WORK TASK: Line by line, copy out the entries exactly and leave the pictures behind.

RECORDS SUPPLIED:
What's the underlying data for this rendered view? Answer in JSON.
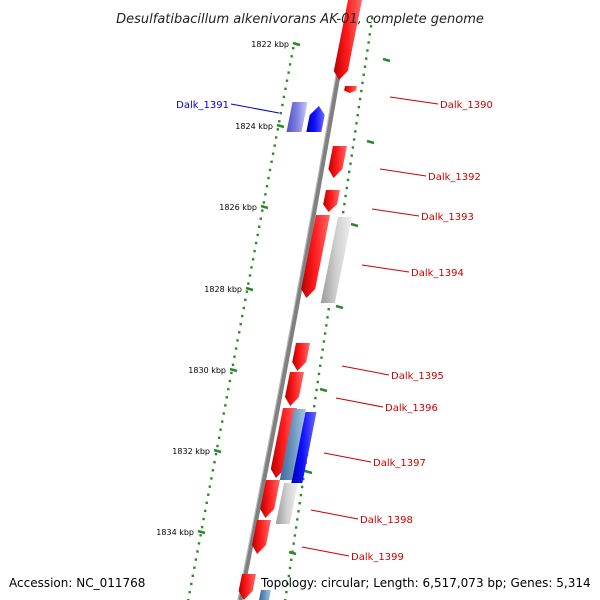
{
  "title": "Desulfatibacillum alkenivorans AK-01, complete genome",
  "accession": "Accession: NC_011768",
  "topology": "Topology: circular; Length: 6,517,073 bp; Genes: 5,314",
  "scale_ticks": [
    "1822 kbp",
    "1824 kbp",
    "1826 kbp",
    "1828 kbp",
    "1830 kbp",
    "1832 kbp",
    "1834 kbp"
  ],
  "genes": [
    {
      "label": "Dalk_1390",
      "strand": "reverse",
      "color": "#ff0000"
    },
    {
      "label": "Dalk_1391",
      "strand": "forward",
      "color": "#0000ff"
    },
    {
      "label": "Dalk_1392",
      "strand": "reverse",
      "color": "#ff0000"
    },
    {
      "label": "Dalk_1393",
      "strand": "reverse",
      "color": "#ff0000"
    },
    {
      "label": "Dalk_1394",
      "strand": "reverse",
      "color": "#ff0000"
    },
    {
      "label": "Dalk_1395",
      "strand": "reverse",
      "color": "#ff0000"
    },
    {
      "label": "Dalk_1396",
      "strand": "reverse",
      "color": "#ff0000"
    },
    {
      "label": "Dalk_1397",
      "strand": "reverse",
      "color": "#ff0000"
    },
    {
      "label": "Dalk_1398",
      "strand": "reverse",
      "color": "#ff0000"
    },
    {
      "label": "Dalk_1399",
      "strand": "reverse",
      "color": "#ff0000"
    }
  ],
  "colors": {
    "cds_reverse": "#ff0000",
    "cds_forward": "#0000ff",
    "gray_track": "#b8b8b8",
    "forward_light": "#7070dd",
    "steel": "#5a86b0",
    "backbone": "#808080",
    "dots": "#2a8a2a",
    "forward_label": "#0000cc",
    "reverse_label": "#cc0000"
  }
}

EXERCISE RESULT:
What's the underlying data for this rendered view? Answer in JSON.
{
  "title": "Desulfatibacillum alkenivorans AK-01, complete genome",
  "accession": "Accession: NC_011768",
  "topology": "Topology: circular; Length: 6,517,073 bp; Genes: 5,314",
  "scale_ticks": [
    "1822 kbp",
    "1824 kbp",
    "1826 kbp",
    "1828 kbp",
    "1830 kbp",
    "1832 kbp",
    "1834 kbp"
  ],
  "genes": [
    {
      "label": "Dalk_1390",
      "strand": "reverse",
      "color": "#ff0000"
    },
    {
      "label": "Dalk_1391",
      "strand": "forward",
      "color": "#0000ff"
    },
    {
      "label": "Dalk_1392",
      "strand": "reverse",
      "color": "#ff0000"
    },
    {
      "label": "Dalk_1393",
      "strand": "reverse",
      "color": "#ff0000"
    },
    {
      "label": "Dalk_1394",
      "strand": "reverse",
      "color": "#ff0000"
    },
    {
      "label": "Dalk_1395",
      "strand": "reverse",
      "color": "#ff0000"
    },
    {
      "label": "Dalk_1396",
      "strand": "reverse",
      "color": "#ff0000"
    },
    {
      "label": "Dalk_1397",
      "strand": "reverse",
      "color": "#ff0000"
    },
    {
      "label": "Dalk_1398",
      "strand": "reverse",
      "color": "#ff0000"
    },
    {
      "label": "Dalk_1399",
      "strand": "reverse",
      "color": "#ff0000"
    }
  ],
  "colors": {
    "cds_reverse": "#ff0000",
    "cds_forward": "#0000ff",
    "gray_track": "#b8b8b8",
    "forward_light": "#7070dd",
    "steel": "#5a86b0",
    "backbone": "#808080",
    "dots": "#2a8a2a",
    "forward_label": "#0000cc",
    "reverse_label": "#cc0000"
  }
}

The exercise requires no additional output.